**DATA TO PROCESS:**
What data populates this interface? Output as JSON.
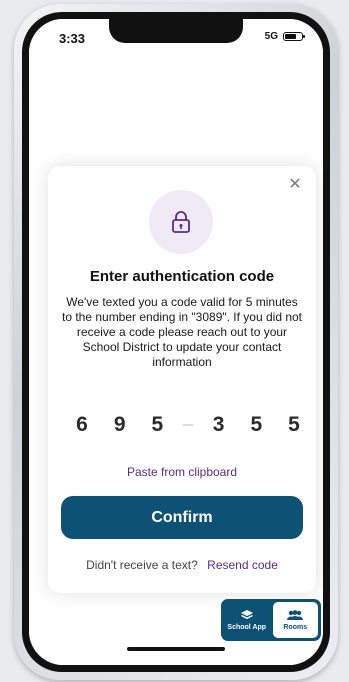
{
  "status_bar": {
    "time": "3:33",
    "network": "5G"
  },
  "modal": {
    "title": "Enter authentication code",
    "description": "We've texted you a code valid for 5 minutes to the number ending in \"3089\". If you did not receive a code please reach out to your School District to update your contact information",
    "code_digits": [
      "6",
      "9",
      "5",
      "3",
      "5",
      "5"
    ],
    "paste_label": "Paste from clipboard",
    "confirm_label": "Confirm",
    "resend_prompt": "Didn't receive a text?",
    "resend_label": "Resend code"
  },
  "switcher": {
    "tabs": [
      {
        "label": "School App",
        "icon": "layers-icon",
        "active": false
      },
      {
        "label": "Rooms",
        "icon": "people-icon",
        "active": true
      }
    ]
  },
  "colors": {
    "primary": "#0d5174",
    "link": "#5a2d82",
    "lock_badge": "#efeaf6"
  }
}
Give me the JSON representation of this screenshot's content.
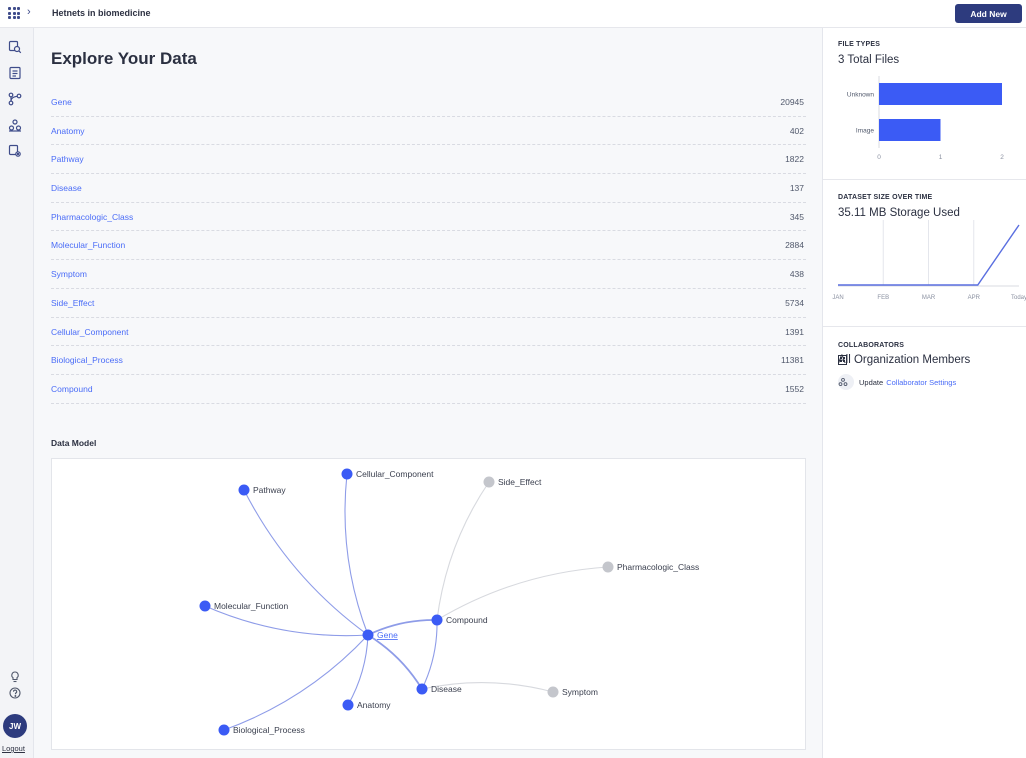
{
  "header": {
    "project_title": "Hetnets in biomedicine",
    "add_new_label": "Add New"
  },
  "rail": {
    "icons": [
      "explore-icon",
      "files-icon",
      "graph-icon",
      "collaborators-icon",
      "settings-icon"
    ],
    "bottom_icons": [
      "lightbulb-icon",
      "help-icon"
    ],
    "user_initials": "JW",
    "logout_label": "Logout"
  },
  "main": {
    "title": "Explore Your Data",
    "rows": [
      {
        "name": "Gene",
        "count": "20945"
      },
      {
        "name": "Anatomy",
        "count": "402"
      },
      {
        "name": "Pathway",
        "count": "1822"
      },
      {
        "name": "Disease",
        "count": "137"
      },
      {
        "name": "Pharmacologic_Class",
        "count": "345"
      },
      {
        "name": "Molecular_Function",
        "count": "2884"
      },
      {
        "name": "Symptom",
        "count": "438"
      },
      {
        "name": "Side_Effect",
        "count": "5734"
      },
      {
        "name": "Cellular_Component",
        "count": "1391"
      },
      {
        "name": "Biological_Process",
        "count": "11381"
      },
      {
        "name": "Compound",
        "count": "1552"
      }
    ],
    "data_model_label": "Data Model",
    "graph": {
      "nodes": [
        {
          "id": "Gene",
          "label": "Gene",
          "color": "#3b5bf5"
        },
        {
          "id": "Pathway",
          "label": "Pathway",
          "color": "#3b5bf5"
        },
        {
          "id": "Cellular_Component",
          "label": "Cellular_Component",
          "color": "#3b5bf5"
        },
        {
          "id": "Side_Effect",
          "label": "Side_Effect",
          "color": "#c4c6cc"
        },
        {
          "id": "Pharmacologic_Class",
          "label": "Pharmacologic_Class",
          "color": "#c4c6cc"
        },
        {
          "id": "Molecular_Function",
          "label": "Molecular_Function",
          "color": "#3b5bf5"
        },
        {
          "id": "Compound",
          "label": "Compound",
          "color": "#3b5bf5"
        },
        {
          "id": "Disease",
          "label": "Disease",
          "color": "#3b5bf5"
        },
        {
          "id": "Symptom",
          "label": "Symptom",
          "color": "#c4c6cc"
        },
        {
          "id": "Anatomy",
          "label": "Anatomy",
          "color": "#3b5bf5"
        },
        {
          "id": "Biological_Process",
          "label": "Biological_Process",
          "color": "#3b5bf5"
        }
      ],
      "edges": [
        [
          "Gene",
          "Pathway"
        ],
        [
          "Gene",
          "Cellular_Component"
        ],
        [
          "Gene",
          "Molecular_Function"
        ],
        [
          "Gene",
          "Compound"
        ],
        [
          "Gene",
          "Disease"
        ],
        [
          "Gene",
          "Anatomy"
        ],
        [
          "Gene",
          "Biological_Process"
        ],
        [
          "Compound",
          "Side_Effect"
        ],
        [
          "Compound",
          "Pharmacologic_Class"
        ],
        [
          "Compound",
          "Disease"
        ],
        [
          "Disease",
          "Symptom"
        ]
      ]
    }
  },
  "side": {
    "file_types": {
      "heading": "FILE TYPES",
      "subtitle": "3 Total Files"
    },
    "dataset_size": {
      "heading": "DATASET SIZE OVER TIME",
      "subtitle": "35.11 MB Storage Used"
    },
    "collaborators": {
      "heading": "COLLABORATORS",
      "subtitle": "All Organization Members",
      "update_prefix": "Update",
      "update_link": "Collaborator Settings"
    }
  },
  "chart_data": [
    {
      "type": "bar",
      "orientation": "horizontal",
      "categories": [
        "Unknown",
        "Image"
      ],
      "values": [
        2,
        1
      ],
      "xlim": [
        0,
        2
      ],
      "xticks": [
        0,
        1,
        2
      ],
      "color": "#3b5bf5"
    },
    {
      "type": "line",
      "x": [
        "JAN",
        "FEB",
        "MAR",
        "APR",
        "Today"
      ],
      "values": [
        0,
        0,
        0,
        0,
        35.11
      ],
      "ylabel": "",
      "color": "#5a6fe0",
      "grid": true
    }
  ]
}
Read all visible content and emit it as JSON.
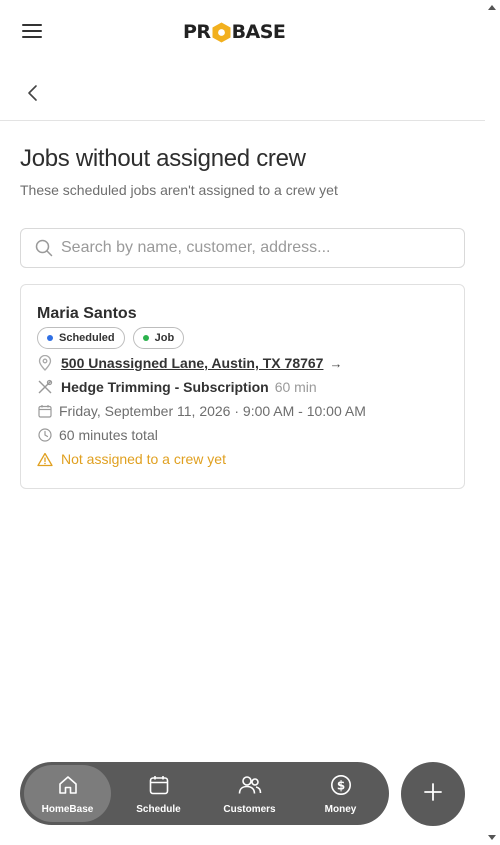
{
  "header": {
    "logo_text_left": "PR",
    "logo_text_right": "BASE"
  },
  "page": {
    "title": "Jobs without assigned crew",
    "subtitle": "These scheduled jobs aren't assigned to a crew yet"
  },
  "search": {
    "placeholder": "Search by name, customer, address...",
    "value": ""
  },
  "jobs": [
    {
      "customer": "Maria Santos",
      "badges": [
        {
          "label": "Scheduled",
          "dot_color": "#2f6fe4"
        },
        {
          "label": "Job",
          "dot_color": "#2bb24c"
        }
      ],
      "address": "500 Unassigned Lane, Austin, TX 78767",
      "address_arrow": "→",
      "service": "Hedge Trimming - Subscription",
      "service_duration": "60 min",
      "date_time": "Friday, September 11, 2026 · 9:00 AM - 10:00 AM",
      "total": "60 minutes total",
      "warning": "Not assigned to a crew yet"
    }
  ],
  "bottom_nav": {
    "items": [
      {
        "label": "HomeBase",
        "icon": "home-icon",
        "active": true
      },
      {
        "label": "Schedule",
        "icon": "calendar-icon",
        "active": false
      },
      {
        "label": "Customers",
        "icon": "users-icon",
        "active": false
      },
      {
        "label": "Money",
        "icon": "dollar-icon",
        "active": false
      }
    ],
    "fab_icon": "plus-icon"
  },
  "colors": {
    "accent_warning": "#e0a020",
    "nav_bg": "#5a5a5a",
    "logo_accent": "#f2b01e"
  }
}
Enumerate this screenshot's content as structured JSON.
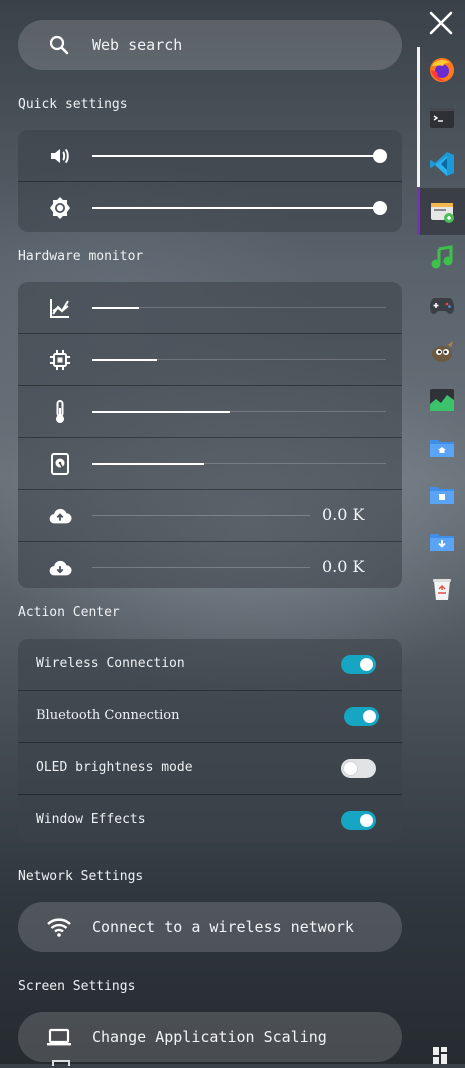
{
  "search": {
    "placeholder": "Web search"
  },
  "quick_settings": {
    "title": "Quick settings",
    "volume": 1.0,
    "brightness": 1.0
  },
  "hardware_monitor": {
    "title": "Hardware monitor",
    "cpu_graph": 0.16,
    "cpu": 0.22,
    "temperature": 0.47,
    "disk": 0.38,
    "upload": "0.0 K",
    "download": "0.0 K"
  },
  "action_center": {
    "title": "Action Center",
    "items": [
      {
        "label": "Wireless Connection",
        "on": true
      },
      {
        "label": "Bluetooth Connection",
        "on": true
      },
      {
        "label": "OLED brightness mode",
        "on": false
      },
      {
        "label": "Window Effects",
        "on": true
      }
    ]
  },
  "network_settings": {
    "title": "Network Settings",
    "button": "Connect to a wireless network"
  },
  "screen_settings": {
    "title": "Screen Settings",
    "button": "Change Application Scaling"
  },
  "dock": {
    "items": [
      "firefox-icon",
      "terminal-icon",
      "vscode-icon",
      "software-center-icon",
      "music-player-icon",
      "games-icon",
      "gimp-icon",
      "system-monitor-icon",
      "home-folder-icon",
      "documents-folder-icon",
      "downloads-folder-icon",
      "trash-icon"
    ]
  },
  "colors": {
    "accent": "#16a6c4",
    "dock_active": "#7b2fbf"
  }
}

**TASK:** Search the data for "minutes". Copy every matching line.

**TASK OUTPUT:**
    "description": "We've texted you a code valid for 5 minutes to the number ending in \"3089\". If you did not receive a code please reach out to your School District to update your contact information",
      "total": "60 minutes total",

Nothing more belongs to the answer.